> _What this task involves_: Transcribe the records that follow exactly. Skip the pictures.

[Dataset records]

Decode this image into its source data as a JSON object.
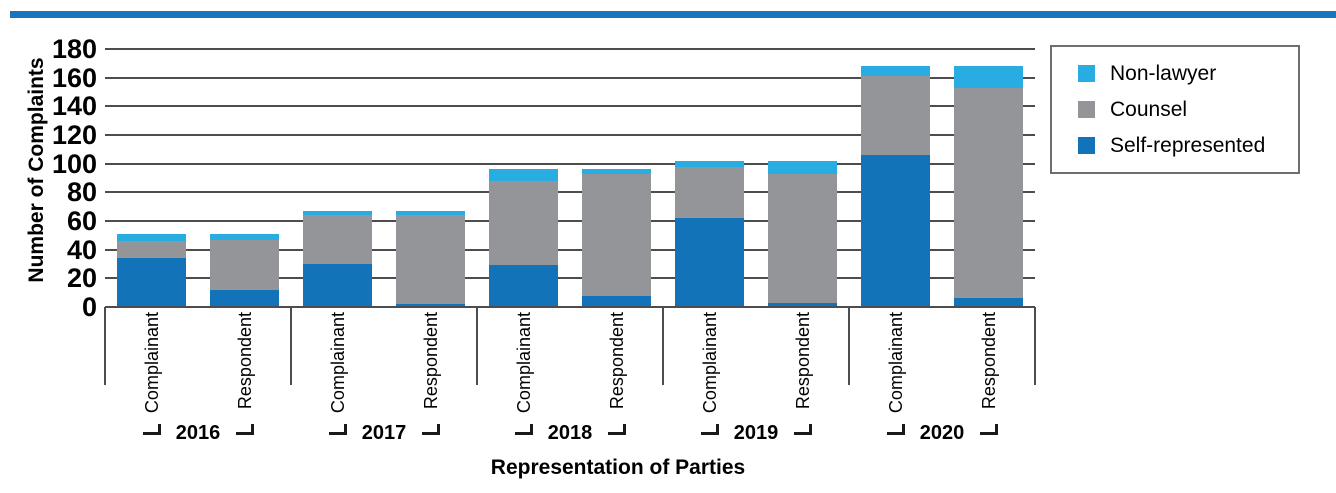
{
  "chart_data": {
    "type": "bar",
    "stacked": true,
    "title": "",
    "xlabel": "Representation of Parties",
    "ylabel": "Number of Complaints",
    "ylim": [
      0,
      180
    ],
    "ytick_step": 20,
    "yticks": [
      0,
      20,
      40,
      60,
      80,
      100,
      120,
      140,
      160,
      180
    ],
    "grid": true,
    "legend_position": "top-right",
    "series": [
      {
        "key": "non_lawyer",
        "label": "Non-lawyer",
        "color": "#29ACE2"
      },
      {
        "key": "counsel",
        "label": "Counsel",
        "color": "#939598"
      },
      {
        "key": "self_represented",
        "label": "Self-represented",
        "color": "#1273B8"
      }
    ],
    "subcategories": [
      "Complainant",
      "Respondent"
    ],
    "groups": [
      {
        "year": "2016",
        "bars": [
          {
            "label": "Complainant",
            "self_represented": 34,
            "counsel": 12,
            "non_lawyer": 5,
            "total": 51
          },
          {
            "label": "Respondent",
            "self_represented": 12,
            "counsel": 35,
            "non_lawyer": 4,
            "total": 51
          }
        ]
      },
      {
        "year": "2017",
        "bars": [
          {
            "label": "Complainant",
            "self_represented": 30,
            "counsel": 34,
            "non_lawyer": 3,
            "total": 67
          },
          {
            "label": "Respondent",
            "self_represented": 2,
            "counsel": 62,
            "non_lawyer": 3,
            "total": 67
          }
        ]
      },
      {
        "year": "2018",
        "bars": [
          {
            "label": "Complainant",
            "self_represented": 29,
            "counsel": 59,
            "non_lawyer": 8,
            "total": 96
          },
          {
            "label": "Respondent",
            "self_represented": 8,
            "counsel": 85,
            "non_lawyer": 3,
            "total": 96
          }
        ]
      },
      {
        "year": "2019",
        "bars": [
          {
            "label": "Complainant",
            "self_represented": 62,
            "counsel": 36,
            "non_lawyer": 4,
            "total": 102
          },
          {
            "label": "Respondent",
            "self_represented": 3,
            "counsel": 90,
            "non_lawyer": 9,
            "total": 102
          }
        ]
      },
      {
        "year": "2020",
        "bars": [
          {
            "label": "Complainant",
            "self_represented": 106,
            "counsel": 55,
            "non_lawyer": 7,
            "total": 168
          },
          {
            "label": "Respondent",
            "self_represented": 6,
            "counsel": 147,
            "non_lawyer": 15,
            "total": 168
          }
        ]
      }
    ],
    "colors": {
      "accent_stripe": "#1B75BC",
      "axis": "#4D4D4F",
      "text": "#000000"
    }
  }
}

> _The reply_:
Decode this image into its source data as a JSON object.
{
  "chart_data": {
    "type": "bar",
    "stacked": true,
    "title": "",
    "xlabel": "Representation of Parties",
    "ylabel": "Number of Complaints",
    "ylim": [
      0,
      180
    ],
    "ytick_step": 20,
    "yticks": [
      0,
      20,
      40,
      60,
      80,
      100,
      120,
      140,
      160,
      180
    ],
    "grid": true,
    "legend_position": "top-right",
    "series": [
      {
        "key": "non_lawyer",
        "label": "Non-lawyer",
        "color": "#29ACE2"
      },
      {
        "key": "counsel",
        "label": "Counsel",
        "color": "#939598"
      },
      {
        "key": "self_represented",
        "label": "Self-represented",
        "color": "#1273B8"
      }
    ],
    "subcategories": [
      "Complainant",
      "Respondent"
    ],
    "groups": [
      {
        "year": "2016",
        "bars": [
          {
            "label": "Complainant",
            "self_represented": 34,
            "counsel": 12,
            "non_lawyer": 5,
            "total": 51
          },
          {
            "label": "Respondent",
            "self_represented": 12,
            "counsel": 35,
            "non_lawyer": 4,
            "total": 51
          }
        ]
      },
      {
        "year": "2017",
        "bars": [
          {
            "label": "Complainant",
            "self_represented": 30,
            "counsel": 34,
            "non_lawyer": 3,
            "total": 67
          },
          {
            "label": "Respondent",
            "self_represented": 2,
            "counsel": 62,
            "non_lawyer": 3,
            "total": 67
          }
        ]
      },
      {
        "year": "2018",
        "bars": [
          {
            "label": "Complainant",
            "self_represented": 29,
            "counsel": 59,
            "non_lawyer": 8,
            "total": 96
          },
          {
            "label": "Respondent",
            "self_represented": 8,
            "counsel": 85,
            "non_lawyer": 3,
            "total": 96
          }
        ]
      },
      {
        "year": "2019",
        "bars": [
          {
            "label": "Complainant",
            "self_represented": 62,
            "counsel": 36,
            "non_lawyer": 4,
            "total": 102
          },
          {
            "label": "Respondent",
            "self_represented": 3,
            "counsel": 90,
            "non_lawyer": 9,
            "total": 102
          }
        ]
      },
      {
        "year": "2020",
        "bars": [
          {
            "label": "Complainant",
            "self_represented": 106,
            "counsel": 55,
            "non_lawyer": 7,
            "total": 168
          },
          {
            "label": "Respondent",
            "self_represented": 6,
            "counsel": 147,
            "non_lawyer": 15,
            "total": 168
          }
        ]
      }
    ],
    "colors": {
      "accent_stripe": "#1B75BC",
      "axis": "#4D4D4F",
      "text": "#000000"
    }
  }
}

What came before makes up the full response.